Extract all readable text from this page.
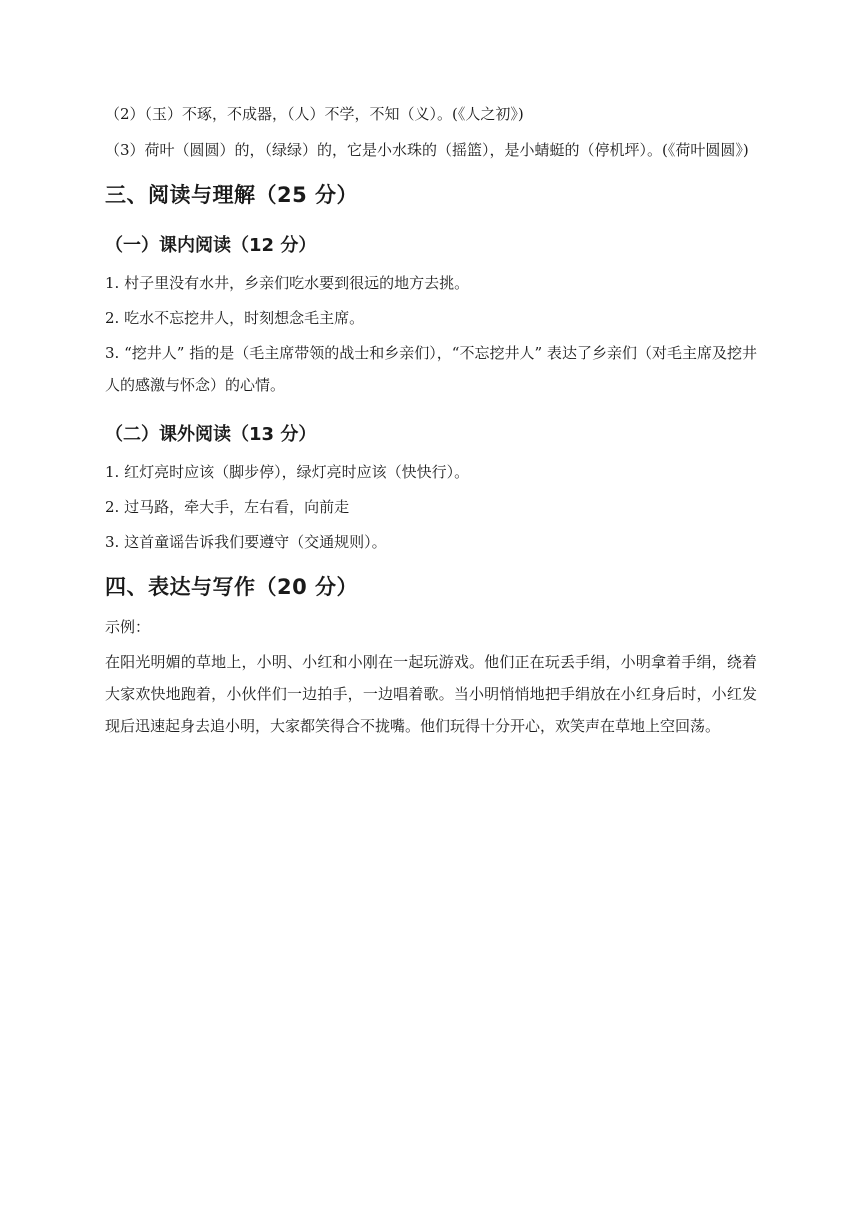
（2）（玉）不琢，不成器，（人）不学，不知（义）。(《人之初》)

（3）荷叶（圆圆）的，（绿绿）的，它是小水珠的（摇篮），是小蜻蜓的（停机坪）。(《荷叶圆圆》)

三、阅读与理解（25 分）

（一）课内阅读（12 分）

1. 村子里没有水井，乡亲们吃水要到很远的地方去挑。

2. 吃水不忘挖井人，时刻想念毛主席。

3. “挖井人” 指的是（毛主席带领的战士和乡亲们），“不忘挖井人” 表达了乡亲们（对毛主席及挖井人的感激与怀念）的心情。

（二）课外阅读（13 分）

1. 红灯亮时应该（脚步停），绿灯亮时应该（快快行）。

2. 过马路，牵大手，左右看，向前走

3. 这首童谣告诉我们要遵守（交通规则）。

四、表达与写作（20 分）

示例：

在阳光明媚的草地上，小明、小红和小刚在一起玩游戏。他们正在玩丢手绢，小明拿着手绢，绕着大家欢快地跑着，小伙伴们一边拍手，一边唱着歌。当小明悄悄地把手绢放在小红身后时，小红发现后迅速起身去追小明，大家都笑得合不拢嘴。他们玩得十分开心，欢笑声在草地上空回荡。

--------------------------------------------------

**PROBLEM STATEMENT:** All of the data above should be transcribed verbatim, with pictures omitted.

**SOLUTION FOR THIS EXERCISE:**
Extract all readable text from this page.
（2）（玉）不琢，不成器，（人）不学，不知（义）。(《人之初》)

（3）荷叶（圆圆）的，（绿绿）的，它是小水珠的（摇篮），是小蜻蜓的（停机坪）。(《荷叶圆圆》)

三、阅读与理解（25 分）

（一）课内阅读（12 分）

1. 村子里没有水井，乡亲们吃水要到很远的地方去挑。

2. 吃水不忘挖井人，时刻想念毛主席。

3. “挖井人” 指的是（毛主席带领的战士和乡亲们），“不忘挖井人” 表达了乡亲们（对毛主席及挖井人的感激与怀念）的心情。

（二）课外阅读（13 分）

1. 红灯亮时应该（脚步停），绿灯亮时应该（快快行）。

2. 过马路，牵大手，左右看，向前走

3. 这首童谣告诉我们要遵守（交通规则）。

四、表达与写作（20 分）

示例：

在阳光明媚的草地上，小明、小红和小刚在一起玩游戏。他们正在玩丢手绢，小明拿着手绢，绕着大家欢快地跑着，小伙伴们一边拍手，一边唱着歌。当小明悄悄地把手绢放在小红身后时，小红发现后迅速起身去追小明，大家都笑得合不拢嘴。他们玩得十分开心，欢笑声在草地上空回荡。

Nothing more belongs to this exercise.